_JOB_: Where a line of the listing below includes the word "from", reproduce that line.

_RAW DATA_:

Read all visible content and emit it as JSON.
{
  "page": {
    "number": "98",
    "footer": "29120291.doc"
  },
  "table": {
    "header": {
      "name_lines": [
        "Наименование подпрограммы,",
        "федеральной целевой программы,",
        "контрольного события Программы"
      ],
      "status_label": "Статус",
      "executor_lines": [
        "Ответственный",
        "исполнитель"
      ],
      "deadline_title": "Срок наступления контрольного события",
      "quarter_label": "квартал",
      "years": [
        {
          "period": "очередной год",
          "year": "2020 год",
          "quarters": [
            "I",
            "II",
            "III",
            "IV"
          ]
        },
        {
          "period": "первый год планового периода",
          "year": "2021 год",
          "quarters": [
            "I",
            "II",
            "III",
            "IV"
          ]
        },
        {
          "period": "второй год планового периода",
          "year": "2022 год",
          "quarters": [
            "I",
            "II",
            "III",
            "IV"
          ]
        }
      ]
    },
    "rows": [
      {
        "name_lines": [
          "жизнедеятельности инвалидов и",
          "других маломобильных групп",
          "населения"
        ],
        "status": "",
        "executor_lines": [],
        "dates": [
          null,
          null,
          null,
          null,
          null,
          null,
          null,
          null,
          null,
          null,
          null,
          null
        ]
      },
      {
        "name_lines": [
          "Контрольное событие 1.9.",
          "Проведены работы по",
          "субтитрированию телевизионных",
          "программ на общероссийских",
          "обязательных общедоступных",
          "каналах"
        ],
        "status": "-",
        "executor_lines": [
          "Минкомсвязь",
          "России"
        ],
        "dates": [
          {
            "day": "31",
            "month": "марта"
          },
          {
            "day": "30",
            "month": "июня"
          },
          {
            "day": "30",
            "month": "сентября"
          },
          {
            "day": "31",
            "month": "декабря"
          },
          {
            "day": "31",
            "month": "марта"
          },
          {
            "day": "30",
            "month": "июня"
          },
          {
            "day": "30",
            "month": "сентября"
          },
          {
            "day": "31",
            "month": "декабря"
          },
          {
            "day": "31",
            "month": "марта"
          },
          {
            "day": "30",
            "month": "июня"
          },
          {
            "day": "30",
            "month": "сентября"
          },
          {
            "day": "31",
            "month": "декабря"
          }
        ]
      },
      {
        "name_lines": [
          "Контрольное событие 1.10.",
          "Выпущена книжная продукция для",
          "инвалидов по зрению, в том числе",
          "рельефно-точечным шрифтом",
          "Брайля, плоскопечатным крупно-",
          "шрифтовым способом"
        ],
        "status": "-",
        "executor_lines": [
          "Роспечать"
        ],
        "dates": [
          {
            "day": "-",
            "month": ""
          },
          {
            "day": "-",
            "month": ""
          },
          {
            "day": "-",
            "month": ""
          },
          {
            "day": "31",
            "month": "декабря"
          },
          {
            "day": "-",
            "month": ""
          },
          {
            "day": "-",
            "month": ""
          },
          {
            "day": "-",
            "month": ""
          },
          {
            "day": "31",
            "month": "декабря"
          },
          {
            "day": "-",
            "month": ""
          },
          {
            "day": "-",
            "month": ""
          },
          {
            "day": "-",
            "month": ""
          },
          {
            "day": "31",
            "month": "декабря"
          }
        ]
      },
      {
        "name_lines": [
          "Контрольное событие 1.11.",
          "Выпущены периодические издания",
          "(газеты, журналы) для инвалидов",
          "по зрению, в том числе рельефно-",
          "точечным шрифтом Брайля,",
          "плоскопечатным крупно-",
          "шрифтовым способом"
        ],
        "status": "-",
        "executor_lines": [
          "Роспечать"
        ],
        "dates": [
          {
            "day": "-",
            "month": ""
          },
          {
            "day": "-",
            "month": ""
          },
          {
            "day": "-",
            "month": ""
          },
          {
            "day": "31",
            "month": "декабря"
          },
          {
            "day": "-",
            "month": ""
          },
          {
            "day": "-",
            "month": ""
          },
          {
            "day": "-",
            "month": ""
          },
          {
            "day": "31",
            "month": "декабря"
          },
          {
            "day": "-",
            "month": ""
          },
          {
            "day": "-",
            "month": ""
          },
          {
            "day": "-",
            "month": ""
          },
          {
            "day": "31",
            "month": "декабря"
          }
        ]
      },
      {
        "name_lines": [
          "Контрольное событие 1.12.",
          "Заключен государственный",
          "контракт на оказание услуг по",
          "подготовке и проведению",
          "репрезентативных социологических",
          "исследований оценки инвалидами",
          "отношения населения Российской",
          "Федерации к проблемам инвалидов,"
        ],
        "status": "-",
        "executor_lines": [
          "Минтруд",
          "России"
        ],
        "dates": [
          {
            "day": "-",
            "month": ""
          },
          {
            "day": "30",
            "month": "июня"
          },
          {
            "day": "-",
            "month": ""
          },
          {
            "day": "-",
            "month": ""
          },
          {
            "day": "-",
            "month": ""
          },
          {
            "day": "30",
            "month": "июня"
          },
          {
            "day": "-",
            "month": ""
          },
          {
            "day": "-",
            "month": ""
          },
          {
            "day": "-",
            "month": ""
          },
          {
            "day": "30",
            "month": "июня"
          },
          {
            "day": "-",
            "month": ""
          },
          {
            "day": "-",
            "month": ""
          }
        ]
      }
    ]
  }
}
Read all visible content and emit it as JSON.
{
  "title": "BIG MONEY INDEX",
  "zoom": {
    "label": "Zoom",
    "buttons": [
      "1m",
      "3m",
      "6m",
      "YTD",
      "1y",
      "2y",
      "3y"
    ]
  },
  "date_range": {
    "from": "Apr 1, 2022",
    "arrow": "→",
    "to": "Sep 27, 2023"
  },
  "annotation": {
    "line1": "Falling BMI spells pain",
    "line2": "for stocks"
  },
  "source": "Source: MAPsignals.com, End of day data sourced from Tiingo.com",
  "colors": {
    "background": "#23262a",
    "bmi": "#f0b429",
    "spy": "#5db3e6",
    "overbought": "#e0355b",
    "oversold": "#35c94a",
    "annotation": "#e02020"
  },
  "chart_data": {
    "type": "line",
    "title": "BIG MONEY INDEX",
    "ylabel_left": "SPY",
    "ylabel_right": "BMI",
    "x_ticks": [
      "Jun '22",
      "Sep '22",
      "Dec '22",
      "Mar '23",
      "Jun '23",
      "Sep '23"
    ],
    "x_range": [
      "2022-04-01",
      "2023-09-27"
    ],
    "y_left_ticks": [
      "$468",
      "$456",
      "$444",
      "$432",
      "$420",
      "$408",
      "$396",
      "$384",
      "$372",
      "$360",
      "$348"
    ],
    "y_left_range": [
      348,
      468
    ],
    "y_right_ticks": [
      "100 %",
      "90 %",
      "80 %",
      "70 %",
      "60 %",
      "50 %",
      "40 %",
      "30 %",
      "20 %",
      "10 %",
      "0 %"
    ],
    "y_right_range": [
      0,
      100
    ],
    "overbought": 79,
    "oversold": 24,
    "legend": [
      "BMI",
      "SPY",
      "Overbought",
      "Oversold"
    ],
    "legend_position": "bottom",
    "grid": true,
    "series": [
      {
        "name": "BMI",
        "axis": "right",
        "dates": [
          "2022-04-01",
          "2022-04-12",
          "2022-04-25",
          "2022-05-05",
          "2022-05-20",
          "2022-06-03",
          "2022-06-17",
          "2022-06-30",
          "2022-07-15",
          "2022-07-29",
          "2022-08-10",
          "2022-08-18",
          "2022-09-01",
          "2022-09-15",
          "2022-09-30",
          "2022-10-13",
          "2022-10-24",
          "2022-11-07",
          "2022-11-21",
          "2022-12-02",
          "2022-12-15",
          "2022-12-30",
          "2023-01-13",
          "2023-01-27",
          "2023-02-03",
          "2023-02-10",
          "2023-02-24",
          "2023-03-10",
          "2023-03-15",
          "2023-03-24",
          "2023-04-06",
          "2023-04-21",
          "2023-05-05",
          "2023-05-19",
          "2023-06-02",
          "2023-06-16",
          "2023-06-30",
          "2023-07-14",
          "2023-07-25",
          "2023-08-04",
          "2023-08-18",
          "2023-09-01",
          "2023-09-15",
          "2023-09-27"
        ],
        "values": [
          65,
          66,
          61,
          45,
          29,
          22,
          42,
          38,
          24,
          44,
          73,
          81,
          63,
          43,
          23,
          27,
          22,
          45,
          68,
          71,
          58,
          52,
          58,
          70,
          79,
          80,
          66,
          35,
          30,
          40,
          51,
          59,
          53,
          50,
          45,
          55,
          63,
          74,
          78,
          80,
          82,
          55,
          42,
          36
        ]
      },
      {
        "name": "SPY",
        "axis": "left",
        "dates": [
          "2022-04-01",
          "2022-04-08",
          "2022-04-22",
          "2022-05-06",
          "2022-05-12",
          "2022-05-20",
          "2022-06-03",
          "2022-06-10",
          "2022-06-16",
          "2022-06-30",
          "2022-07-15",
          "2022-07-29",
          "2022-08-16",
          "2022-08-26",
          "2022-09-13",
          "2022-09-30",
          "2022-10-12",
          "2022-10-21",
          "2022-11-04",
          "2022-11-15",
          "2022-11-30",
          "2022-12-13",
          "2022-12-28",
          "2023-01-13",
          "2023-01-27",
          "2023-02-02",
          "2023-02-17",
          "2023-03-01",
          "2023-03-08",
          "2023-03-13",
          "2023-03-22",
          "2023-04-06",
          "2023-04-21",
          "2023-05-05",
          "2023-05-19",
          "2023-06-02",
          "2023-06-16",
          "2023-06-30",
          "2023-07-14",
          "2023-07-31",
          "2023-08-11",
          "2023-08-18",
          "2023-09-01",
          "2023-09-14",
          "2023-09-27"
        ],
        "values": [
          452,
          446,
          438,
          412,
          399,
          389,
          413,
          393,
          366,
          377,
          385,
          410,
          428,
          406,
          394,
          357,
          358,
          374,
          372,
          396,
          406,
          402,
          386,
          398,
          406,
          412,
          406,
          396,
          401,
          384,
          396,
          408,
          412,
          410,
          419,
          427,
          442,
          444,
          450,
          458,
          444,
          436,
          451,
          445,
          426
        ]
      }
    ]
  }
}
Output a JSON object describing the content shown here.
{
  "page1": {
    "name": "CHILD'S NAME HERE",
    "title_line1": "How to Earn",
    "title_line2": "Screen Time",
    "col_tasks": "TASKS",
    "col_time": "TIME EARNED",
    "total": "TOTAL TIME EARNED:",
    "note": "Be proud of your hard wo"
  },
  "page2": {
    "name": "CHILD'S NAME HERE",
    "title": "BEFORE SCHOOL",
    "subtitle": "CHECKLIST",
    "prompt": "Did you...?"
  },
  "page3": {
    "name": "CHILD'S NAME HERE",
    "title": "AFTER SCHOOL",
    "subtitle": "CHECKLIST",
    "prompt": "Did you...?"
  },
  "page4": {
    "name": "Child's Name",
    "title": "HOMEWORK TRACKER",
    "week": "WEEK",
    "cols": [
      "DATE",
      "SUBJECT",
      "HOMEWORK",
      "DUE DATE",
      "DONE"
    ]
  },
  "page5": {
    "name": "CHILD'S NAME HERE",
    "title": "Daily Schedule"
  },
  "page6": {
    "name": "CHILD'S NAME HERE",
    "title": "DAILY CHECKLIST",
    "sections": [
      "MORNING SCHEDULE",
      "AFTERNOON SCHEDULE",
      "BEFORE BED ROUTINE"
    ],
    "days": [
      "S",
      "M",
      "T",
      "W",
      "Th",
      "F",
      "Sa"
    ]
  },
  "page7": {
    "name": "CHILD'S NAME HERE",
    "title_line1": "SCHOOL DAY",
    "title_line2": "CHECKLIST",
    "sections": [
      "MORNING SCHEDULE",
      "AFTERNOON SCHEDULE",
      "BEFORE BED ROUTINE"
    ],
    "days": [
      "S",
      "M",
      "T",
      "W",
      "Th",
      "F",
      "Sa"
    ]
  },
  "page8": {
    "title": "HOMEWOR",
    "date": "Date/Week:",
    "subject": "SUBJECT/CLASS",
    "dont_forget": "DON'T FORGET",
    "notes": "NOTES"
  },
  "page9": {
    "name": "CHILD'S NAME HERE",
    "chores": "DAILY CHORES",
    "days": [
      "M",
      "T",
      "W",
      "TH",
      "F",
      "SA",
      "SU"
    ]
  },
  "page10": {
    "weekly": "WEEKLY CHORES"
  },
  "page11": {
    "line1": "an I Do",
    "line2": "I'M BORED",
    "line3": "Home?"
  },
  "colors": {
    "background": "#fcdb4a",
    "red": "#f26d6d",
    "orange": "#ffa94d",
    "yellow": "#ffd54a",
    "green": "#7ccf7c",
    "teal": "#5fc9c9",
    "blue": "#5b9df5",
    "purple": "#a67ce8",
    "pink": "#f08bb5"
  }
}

_OUTPUT BELOW_:
    "from": "Apr 1, 2022",
  "source": "Source: MAPsignals.com, End of day data sourced from Tiingo.com",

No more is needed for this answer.